### Task inputs
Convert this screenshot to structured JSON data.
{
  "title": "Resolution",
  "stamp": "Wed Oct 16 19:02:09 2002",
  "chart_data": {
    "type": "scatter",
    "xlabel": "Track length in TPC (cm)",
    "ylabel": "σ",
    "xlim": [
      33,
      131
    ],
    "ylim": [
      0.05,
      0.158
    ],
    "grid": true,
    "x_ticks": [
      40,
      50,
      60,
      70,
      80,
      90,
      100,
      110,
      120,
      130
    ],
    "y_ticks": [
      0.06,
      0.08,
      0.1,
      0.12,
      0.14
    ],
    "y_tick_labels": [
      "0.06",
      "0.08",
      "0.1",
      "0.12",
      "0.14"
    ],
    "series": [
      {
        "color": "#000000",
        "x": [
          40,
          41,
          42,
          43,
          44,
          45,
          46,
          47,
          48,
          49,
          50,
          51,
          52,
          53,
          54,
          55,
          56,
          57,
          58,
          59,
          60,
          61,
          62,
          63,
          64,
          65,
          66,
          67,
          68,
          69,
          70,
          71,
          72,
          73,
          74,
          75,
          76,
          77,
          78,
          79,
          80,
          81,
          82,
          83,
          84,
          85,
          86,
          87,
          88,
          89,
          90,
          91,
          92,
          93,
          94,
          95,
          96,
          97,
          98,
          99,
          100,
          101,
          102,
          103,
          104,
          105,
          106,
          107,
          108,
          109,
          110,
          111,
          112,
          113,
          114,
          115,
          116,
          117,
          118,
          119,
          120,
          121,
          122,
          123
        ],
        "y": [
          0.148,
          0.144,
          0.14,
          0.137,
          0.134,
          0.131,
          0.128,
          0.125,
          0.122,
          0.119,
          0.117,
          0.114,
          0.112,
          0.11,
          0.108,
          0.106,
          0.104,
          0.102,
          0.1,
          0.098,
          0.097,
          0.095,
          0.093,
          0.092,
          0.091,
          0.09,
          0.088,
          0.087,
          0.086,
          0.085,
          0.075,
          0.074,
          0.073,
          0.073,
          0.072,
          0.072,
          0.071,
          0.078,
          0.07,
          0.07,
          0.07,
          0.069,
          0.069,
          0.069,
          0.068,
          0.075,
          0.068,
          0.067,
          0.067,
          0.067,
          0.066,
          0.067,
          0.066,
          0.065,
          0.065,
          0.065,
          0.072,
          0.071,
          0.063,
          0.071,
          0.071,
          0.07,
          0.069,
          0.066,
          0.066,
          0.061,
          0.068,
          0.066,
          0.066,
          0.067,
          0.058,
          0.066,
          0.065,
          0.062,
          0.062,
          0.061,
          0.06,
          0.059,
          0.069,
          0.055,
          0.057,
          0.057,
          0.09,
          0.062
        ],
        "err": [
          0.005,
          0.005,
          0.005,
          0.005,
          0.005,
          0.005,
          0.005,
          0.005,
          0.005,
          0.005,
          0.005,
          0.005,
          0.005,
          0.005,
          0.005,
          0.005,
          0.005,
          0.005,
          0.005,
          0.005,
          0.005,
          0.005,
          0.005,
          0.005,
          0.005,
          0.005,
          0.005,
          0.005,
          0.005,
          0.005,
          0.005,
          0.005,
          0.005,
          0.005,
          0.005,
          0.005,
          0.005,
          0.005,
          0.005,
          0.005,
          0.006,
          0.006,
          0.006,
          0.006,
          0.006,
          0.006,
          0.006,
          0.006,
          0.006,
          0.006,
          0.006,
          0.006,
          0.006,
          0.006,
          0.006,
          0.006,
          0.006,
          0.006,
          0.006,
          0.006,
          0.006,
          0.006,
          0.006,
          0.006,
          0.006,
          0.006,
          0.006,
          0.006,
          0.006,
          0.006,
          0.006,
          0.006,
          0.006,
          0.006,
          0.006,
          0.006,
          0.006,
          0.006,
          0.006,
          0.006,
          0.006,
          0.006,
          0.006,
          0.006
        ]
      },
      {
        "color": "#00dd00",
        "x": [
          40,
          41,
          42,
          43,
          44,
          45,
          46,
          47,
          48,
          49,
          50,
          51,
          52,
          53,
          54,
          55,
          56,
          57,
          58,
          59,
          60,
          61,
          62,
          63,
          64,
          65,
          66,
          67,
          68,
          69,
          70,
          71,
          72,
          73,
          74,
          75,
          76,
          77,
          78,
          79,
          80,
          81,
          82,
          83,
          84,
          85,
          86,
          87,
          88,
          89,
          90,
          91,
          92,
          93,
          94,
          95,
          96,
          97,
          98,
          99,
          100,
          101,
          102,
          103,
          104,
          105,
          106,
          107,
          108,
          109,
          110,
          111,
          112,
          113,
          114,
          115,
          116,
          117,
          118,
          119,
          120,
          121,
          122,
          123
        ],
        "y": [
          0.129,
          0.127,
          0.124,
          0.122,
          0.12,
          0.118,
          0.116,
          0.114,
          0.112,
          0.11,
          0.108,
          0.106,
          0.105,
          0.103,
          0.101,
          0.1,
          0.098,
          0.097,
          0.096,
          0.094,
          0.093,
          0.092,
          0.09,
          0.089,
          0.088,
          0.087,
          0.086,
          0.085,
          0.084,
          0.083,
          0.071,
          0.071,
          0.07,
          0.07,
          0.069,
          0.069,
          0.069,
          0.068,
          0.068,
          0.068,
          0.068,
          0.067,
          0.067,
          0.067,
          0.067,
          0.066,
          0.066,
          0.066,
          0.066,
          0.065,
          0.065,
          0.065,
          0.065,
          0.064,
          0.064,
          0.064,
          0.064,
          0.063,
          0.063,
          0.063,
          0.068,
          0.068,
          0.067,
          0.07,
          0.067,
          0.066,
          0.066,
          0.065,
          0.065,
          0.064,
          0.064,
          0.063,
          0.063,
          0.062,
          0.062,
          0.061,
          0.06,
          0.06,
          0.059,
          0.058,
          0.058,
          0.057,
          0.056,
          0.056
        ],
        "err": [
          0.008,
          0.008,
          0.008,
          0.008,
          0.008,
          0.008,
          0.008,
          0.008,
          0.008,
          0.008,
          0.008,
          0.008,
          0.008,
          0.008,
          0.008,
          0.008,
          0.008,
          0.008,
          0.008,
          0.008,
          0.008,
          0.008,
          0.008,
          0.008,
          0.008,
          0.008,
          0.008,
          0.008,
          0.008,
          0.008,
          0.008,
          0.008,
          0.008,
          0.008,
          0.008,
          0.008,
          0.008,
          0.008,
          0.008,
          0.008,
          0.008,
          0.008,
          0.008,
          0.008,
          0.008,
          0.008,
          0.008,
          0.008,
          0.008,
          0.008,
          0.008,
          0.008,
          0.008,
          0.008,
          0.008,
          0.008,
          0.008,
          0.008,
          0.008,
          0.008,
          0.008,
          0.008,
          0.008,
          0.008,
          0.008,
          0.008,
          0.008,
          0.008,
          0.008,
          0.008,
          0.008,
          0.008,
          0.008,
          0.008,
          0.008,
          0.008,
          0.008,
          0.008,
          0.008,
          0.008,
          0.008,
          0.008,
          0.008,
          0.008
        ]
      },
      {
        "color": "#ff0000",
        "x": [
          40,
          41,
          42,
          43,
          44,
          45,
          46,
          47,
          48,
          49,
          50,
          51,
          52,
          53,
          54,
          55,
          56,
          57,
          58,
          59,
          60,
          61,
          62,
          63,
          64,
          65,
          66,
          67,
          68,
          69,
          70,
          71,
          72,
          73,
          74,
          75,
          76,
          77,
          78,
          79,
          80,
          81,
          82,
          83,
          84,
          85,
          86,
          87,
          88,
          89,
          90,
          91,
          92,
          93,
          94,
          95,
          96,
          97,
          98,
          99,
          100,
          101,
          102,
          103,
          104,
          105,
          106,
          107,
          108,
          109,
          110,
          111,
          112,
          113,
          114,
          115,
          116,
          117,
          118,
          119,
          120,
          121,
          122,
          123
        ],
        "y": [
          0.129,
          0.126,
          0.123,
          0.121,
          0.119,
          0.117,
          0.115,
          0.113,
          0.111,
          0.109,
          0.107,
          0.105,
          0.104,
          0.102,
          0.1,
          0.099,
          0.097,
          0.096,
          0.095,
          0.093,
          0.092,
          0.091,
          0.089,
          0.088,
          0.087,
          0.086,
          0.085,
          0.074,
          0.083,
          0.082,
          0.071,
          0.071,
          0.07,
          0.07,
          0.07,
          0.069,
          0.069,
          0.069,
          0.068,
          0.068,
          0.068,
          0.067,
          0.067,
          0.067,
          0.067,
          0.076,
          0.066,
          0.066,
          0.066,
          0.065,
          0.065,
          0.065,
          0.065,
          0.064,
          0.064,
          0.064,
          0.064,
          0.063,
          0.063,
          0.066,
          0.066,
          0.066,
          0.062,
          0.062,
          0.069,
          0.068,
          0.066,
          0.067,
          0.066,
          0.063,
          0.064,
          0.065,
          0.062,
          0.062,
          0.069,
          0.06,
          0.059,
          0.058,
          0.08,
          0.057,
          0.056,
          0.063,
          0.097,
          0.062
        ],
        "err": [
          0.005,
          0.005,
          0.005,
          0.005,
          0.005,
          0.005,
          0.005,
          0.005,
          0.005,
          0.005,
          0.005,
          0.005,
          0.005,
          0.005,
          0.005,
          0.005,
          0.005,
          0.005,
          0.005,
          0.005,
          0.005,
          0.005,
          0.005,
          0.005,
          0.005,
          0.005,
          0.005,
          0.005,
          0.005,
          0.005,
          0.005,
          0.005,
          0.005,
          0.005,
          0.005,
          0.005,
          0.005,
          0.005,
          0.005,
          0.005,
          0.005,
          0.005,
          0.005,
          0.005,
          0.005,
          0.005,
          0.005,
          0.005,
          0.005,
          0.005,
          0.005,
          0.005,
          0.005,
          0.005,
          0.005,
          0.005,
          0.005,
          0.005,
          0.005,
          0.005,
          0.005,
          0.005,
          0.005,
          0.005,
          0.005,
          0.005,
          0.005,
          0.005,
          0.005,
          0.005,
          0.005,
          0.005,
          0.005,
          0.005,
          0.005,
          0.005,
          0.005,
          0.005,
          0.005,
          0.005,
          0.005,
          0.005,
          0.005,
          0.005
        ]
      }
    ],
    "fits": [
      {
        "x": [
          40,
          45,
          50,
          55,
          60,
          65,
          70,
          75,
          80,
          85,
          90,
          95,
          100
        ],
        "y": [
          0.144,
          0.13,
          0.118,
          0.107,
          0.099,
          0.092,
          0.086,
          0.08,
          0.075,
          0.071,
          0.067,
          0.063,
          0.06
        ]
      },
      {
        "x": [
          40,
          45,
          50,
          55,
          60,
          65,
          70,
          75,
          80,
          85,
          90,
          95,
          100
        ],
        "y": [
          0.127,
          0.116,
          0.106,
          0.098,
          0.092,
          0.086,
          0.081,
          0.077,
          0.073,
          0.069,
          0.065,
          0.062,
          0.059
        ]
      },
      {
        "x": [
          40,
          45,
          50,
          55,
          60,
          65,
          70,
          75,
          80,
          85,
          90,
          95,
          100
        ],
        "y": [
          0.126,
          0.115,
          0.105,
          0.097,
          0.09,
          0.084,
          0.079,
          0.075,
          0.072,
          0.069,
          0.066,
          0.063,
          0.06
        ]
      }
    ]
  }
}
######
■ Task brief
Figure out how many lines above include the string "color", then report that number and nothing else.

■ Answer to the exercise
3